* [Exercise brief]: Consider the data that follows and state how many lines contain the string "миссия", using the number alone.

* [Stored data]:

━━━

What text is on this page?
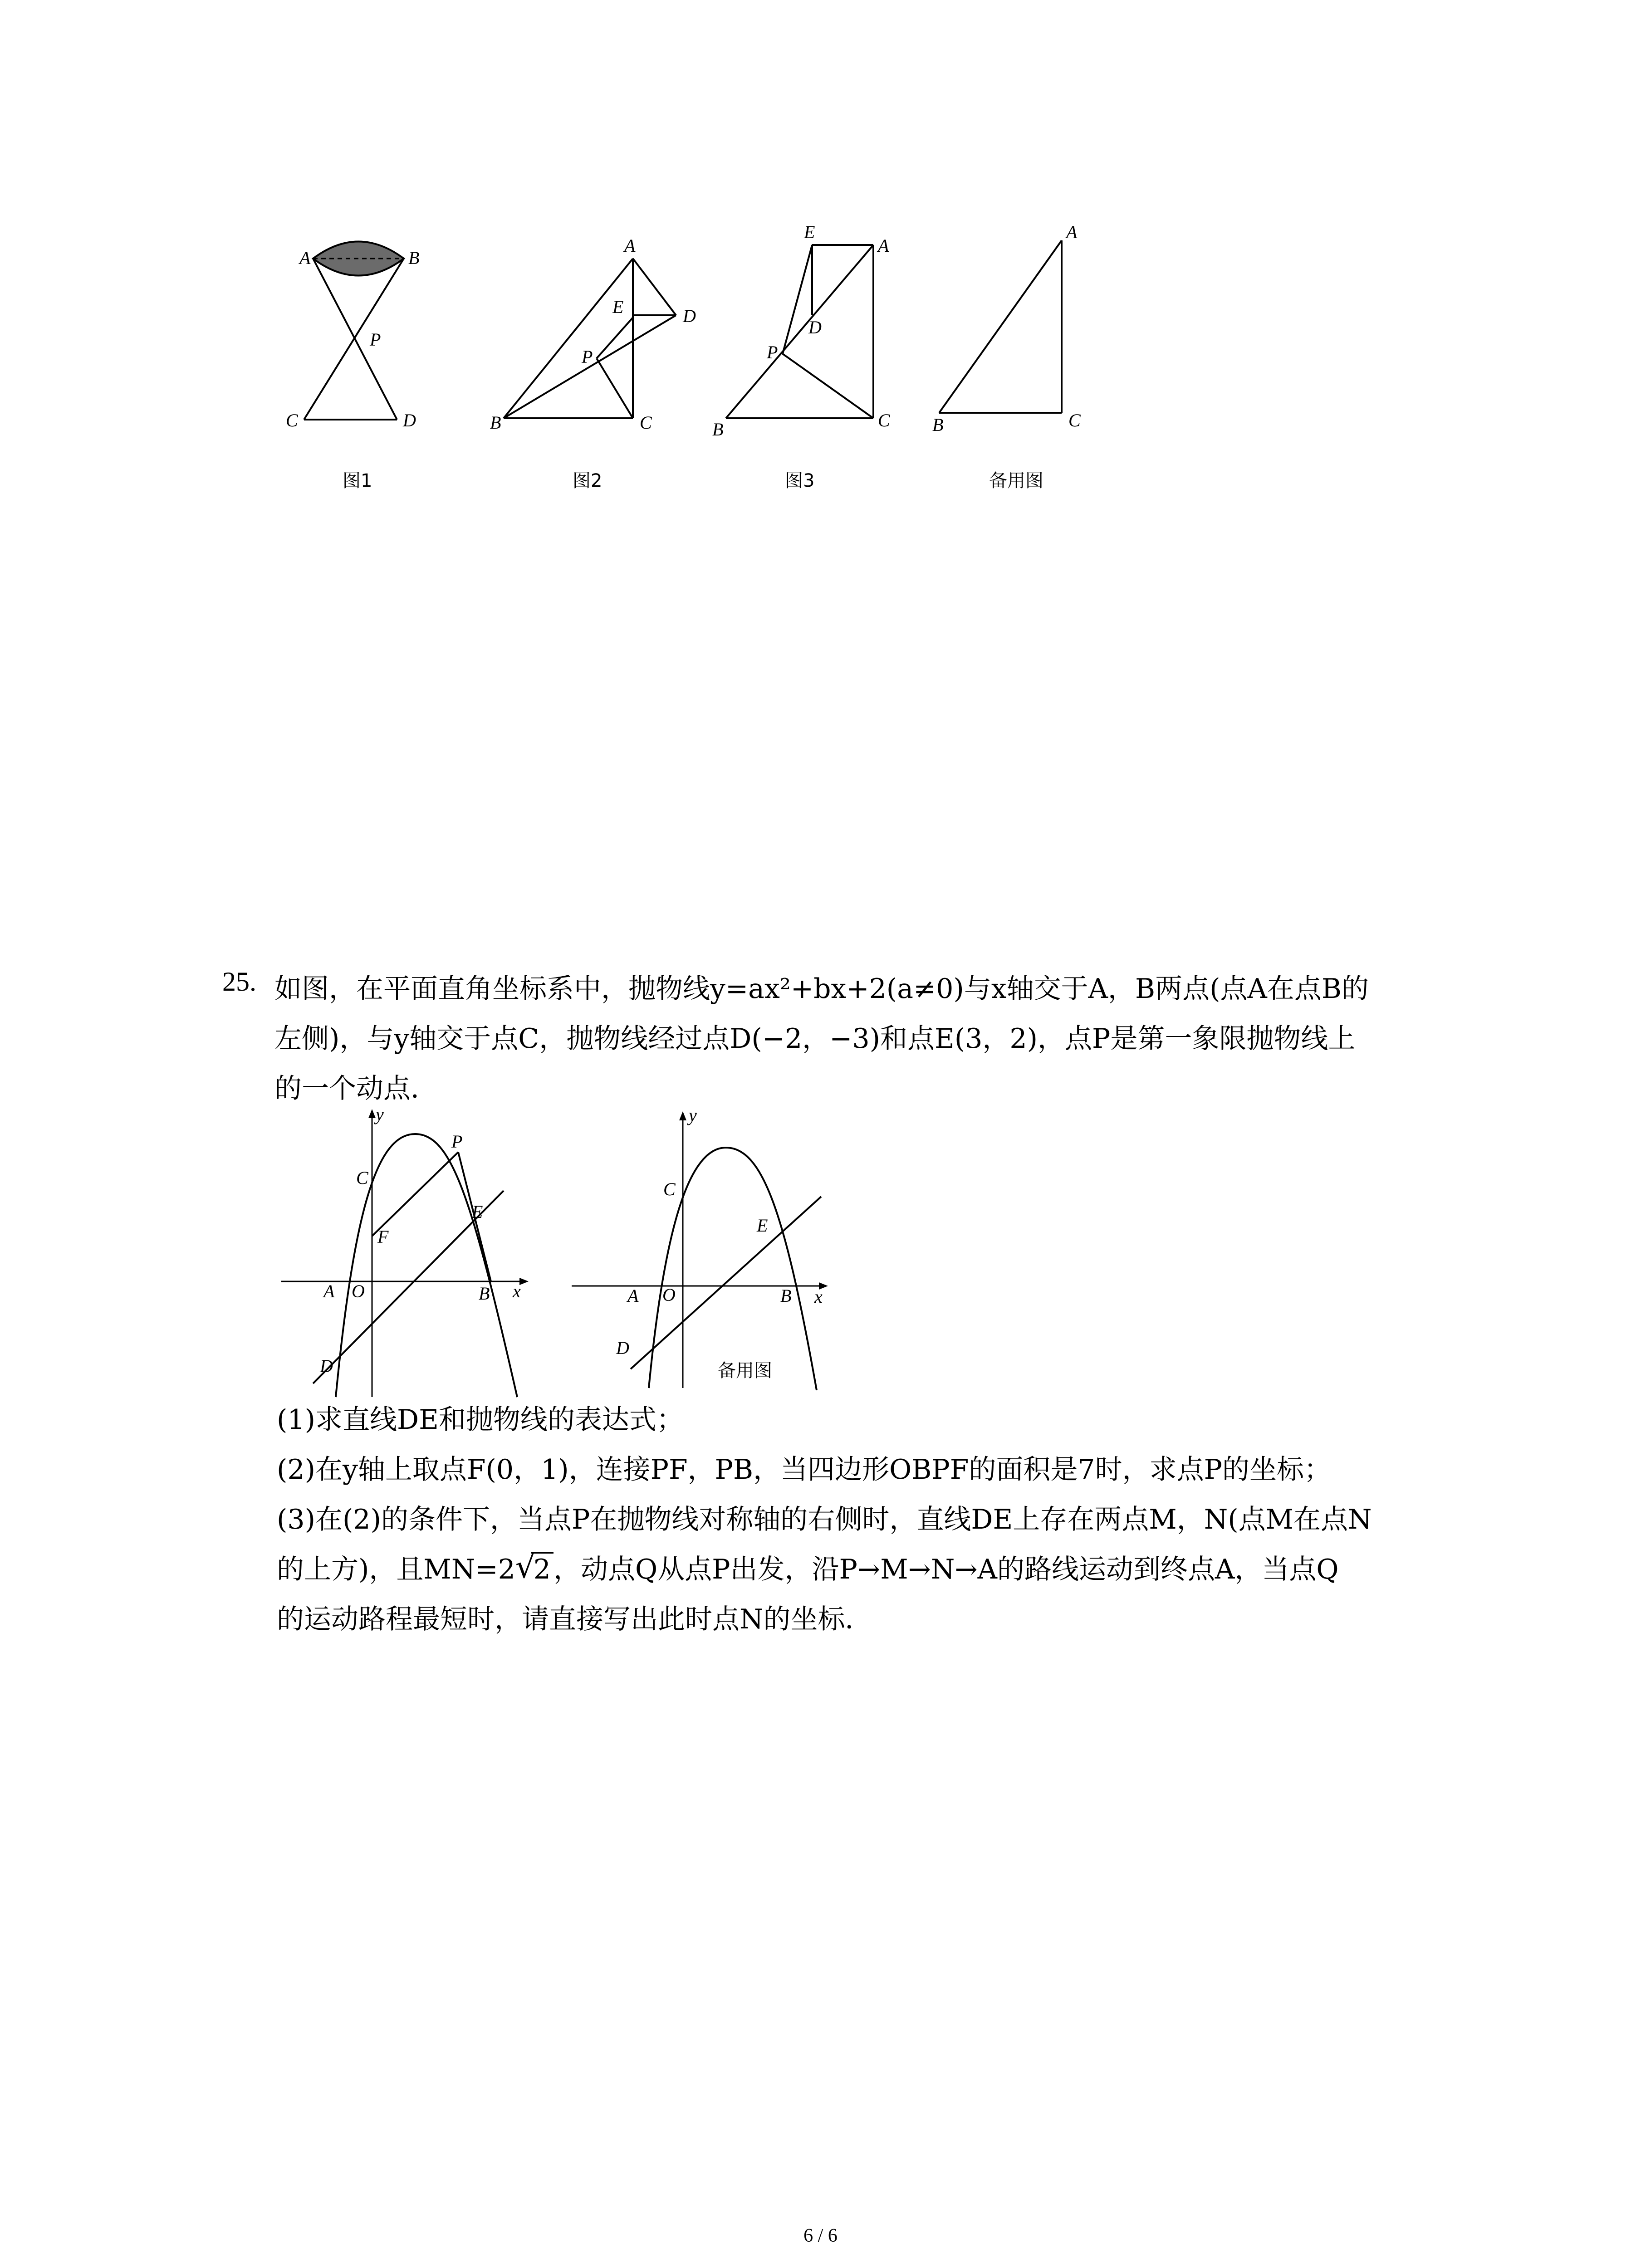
A	B
P
C	D
图1
A
E	D
P
B	C
图2
E
A
D
P
B	C
图3
A
B	C
备用图
25. 如图，在平面直角坐标系中，抛物线y=ax²+bx+2(a≠0)与x轴交于A，B两点(点A在点B的
左侧)，与y轴交于点C，抛物线经过点D(−2，−3)和点E(3，2)，点P是第一象限抛物线上
的一个动点．
y
x
C
P
F
E
A O	B
D
y
x
C
E
A O	B
D
备用图
(1)求直线DE和抛物线的表达式；
(2)在y轴上取点F(0，1)，连接PF，PB，当四边形OBPF的面积是7时，求点P的坐标；
(3)在(2)的条件下，当点P在抛物线对称轴的右侧时，直线DE上存在两点M，N(点M在点N
的上方)，且MN=2√ 2 ，动点Q从点P出发，沿P→M→N→A的路线运动到终点A，当点Q
的运动路程最短时，请直接写出此时点N的坐标．
6 / 6
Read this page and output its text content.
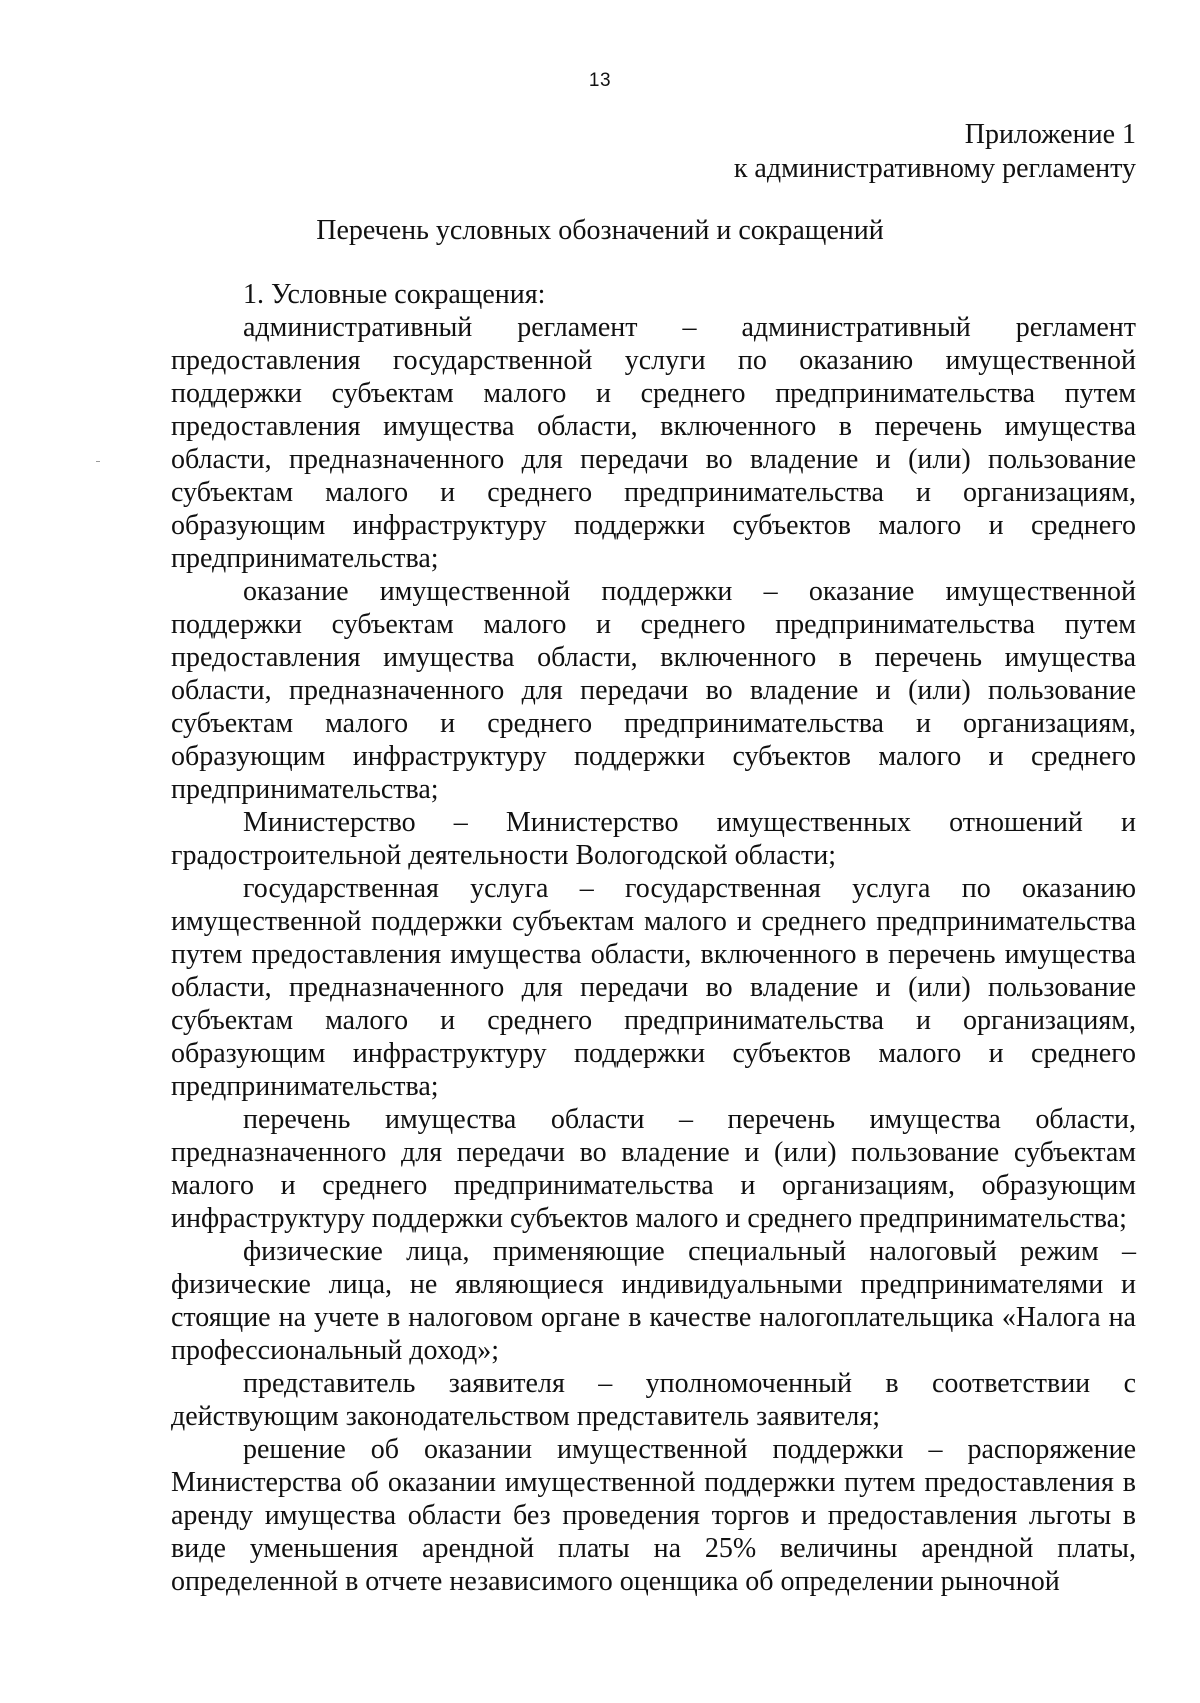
13
Приложение 1
к административному регламенту
Перечень условных обозначений и сокращений

1. Условные сокращения:

административный регламент – административный регламент предоставления государственной услуги по оказанию имущественной поддержки субъектам малого и среднего предпринимательства путем предоставления имущества области, включенного в перечень имущества области, предназначенного для передачи во владение и (или) пользование субъектам малого и среднего предпринимательства и организациям, образующим инфраструктуру поддержки субъектов малого и среднего предпринимательства;

оказание имущественной поддержки – оказание имущественной поддержки субъектам малого и среднего предпринимательства путем предоставления имущества области, включенного в перечень имущества области, предназначенного для передачи во владение и (или) пользование субъектам малого и среднего предпринимательства и организациям, образующим инфраструктуру поддержки субъектов малого и среднего предпринимательства;

Министерство – Министерство имущественных отношений и градостроительной деятельности Вологодской области;

государственная услуга – государственная услуга по оказанию имущественной поддержки субъектам малого и среднего предпринимательства путем предоставления имущества области, включенного в перечень имущества области, предназначенного для передачи во владение и (или) пользование субъектам малого и среднего предпринимательства и организациям, образующим инфраструктуру поддержки субъектов малого и среднего предпринимательства;

перечень имущества области – перечень имущества области, предназначенного для передачи во владение и (или) пользование субъектам малого и среднего предпринимательства и организациям, образующим инфраструктуру поддержки субъектов малого и среднего предпринимательства;

физические лица, применяющие специальный налоговый режим – физические лица, не являющиеся индивидуальными предпринимателями и стоящие на учете в налоговом органе в качестве налогоплательщика «Налога на профессиональный доход»;

представитель заявителя – уполномоченный в соответствии с действующим законодательством представитель заявителя;

решение об оказании имущественной поддержки – распоряжение Министерства об оказании имущественной поддержки путем предоставления в аренду имущества области без проведения торгов и предоставления льготы в виде уменьшения арендной платы на 25% величины арендной платы, определенной в отчете независимого оценщика об определении рыночной
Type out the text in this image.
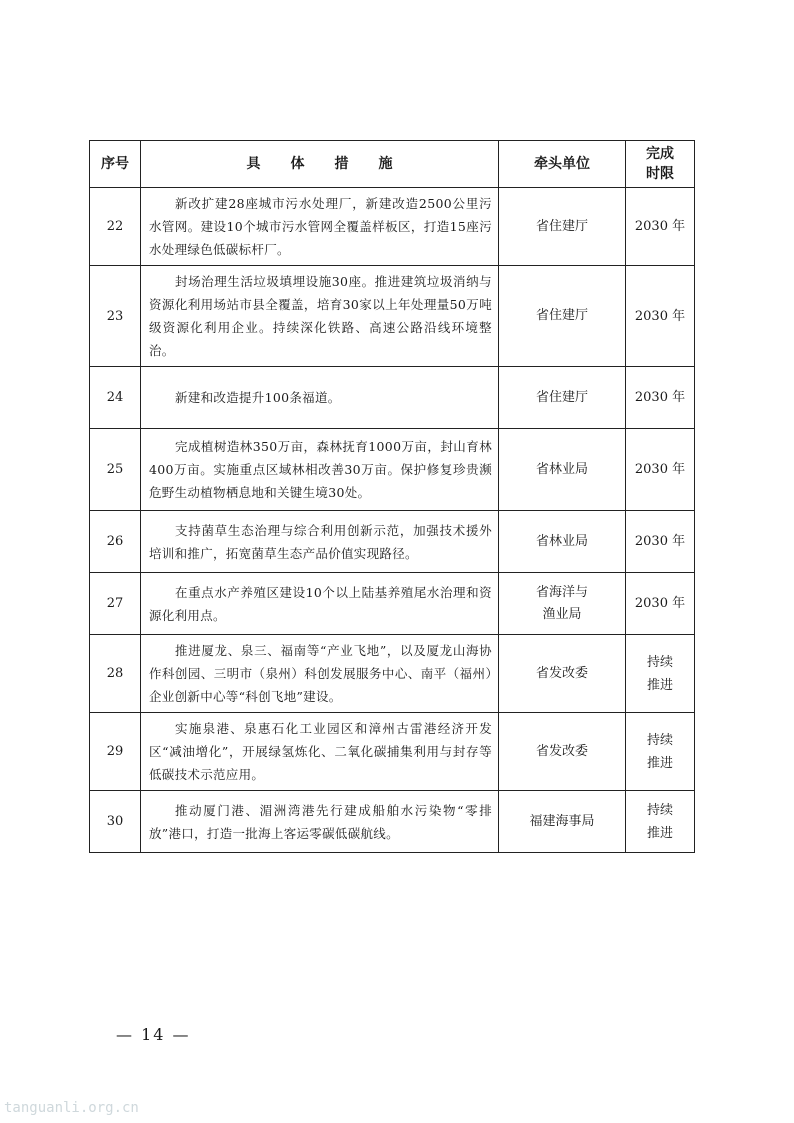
序号	具体措施	牵头单位	完成
时限

22	新改扩建28座城市污水处理厂，新建改造2500公里污水管网。建设10个城市污水管网全覆盖样板区，打造15座污水处理绿色低碳标杆厂。	省住建厅	2030 年

23	封场治理生活垃圾填埋设施30座。推进建筑垃圾消纳与资源化利用场站市县全覆盖，培育30家以上年处理量50万吨级资源化利用企业。持续深化铁路、高速公路沿线环境整治。	省住建厅	2030 年

24	新建和改造提升100条福道。	省住建厅	2030 年

25	完成植树造林350万亩，森林抚育1000万亩，封山育林400万亩。实施重点区域林相改善30万亩。保护修复珍贵濒危野生动植物栖息地和关键生境30处。	省林业局	2030 年

26	支持菌草生态治理与综合利用创新示范，加强技术援外培训和推广，拓宽菌草生态产品价值实现路径。	省林业局	2030 年

27	在重点水产养殖区建设10个以上陆基养殖尾水治理和资源化利用点。	省海洋与
渔业局	2030 年

28	推进厦龙、泉三、福南等“产业飞地”，以及厦龙山海协作科创园、三明市（泉州）科创发展服务中心、南平（福州）企业创新中心等“科创飞地”建设。	省发改委	持续
推进

29	实施泉港、泉惠石化工业园区和漳州古雷港经济开发区“减油增化”，开展绿氢炼化、二氧化碳捕集利用与封存等低碳技术示范应用。	省发改委	持续
推进

30	推动厦门港、湄洲湾港先行建成船舶水污染物“零排放”港口，打造一批海上客运零碳低碳航线。	福建海事局	持续
推进
— 14 —
tanguanli.org.cn
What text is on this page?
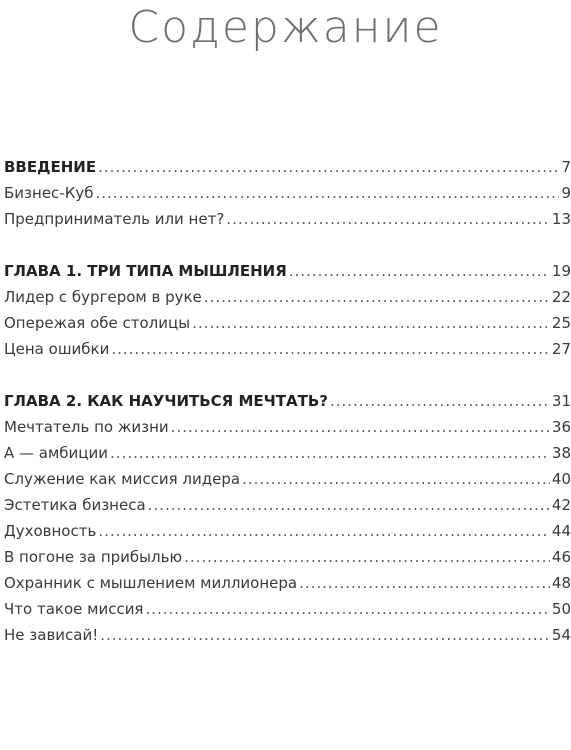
Содержание
ВВЕДЕНИЕ .....	7
Бизнес-Куб .....	9
Предприниматель или нет? .....	13
ГЛАВА 1. ТРИ ТИПА МЫШЛЕНИЯ .....	19
Лидер с бургером в руке .....	22
Опережая обе столицы .....	25
Цена ошибки .....	27
ГЛАВА 2. КАК НАУЧИТЬСЯ МЕЧТАТЬ? .....	31
Мечтатель по жизни .....	36
А — амбиции .....	38
Служение как миссия лидера .....	40
Эстетика бизнеса .....	42
Духовность .....	44
В погоне за прибылью .....	46
Охранник с мышлением миллионера .....	48
Что такое миссия .....	50
Не зависай! .....	54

━━━

* [Solution for this exercise]: 2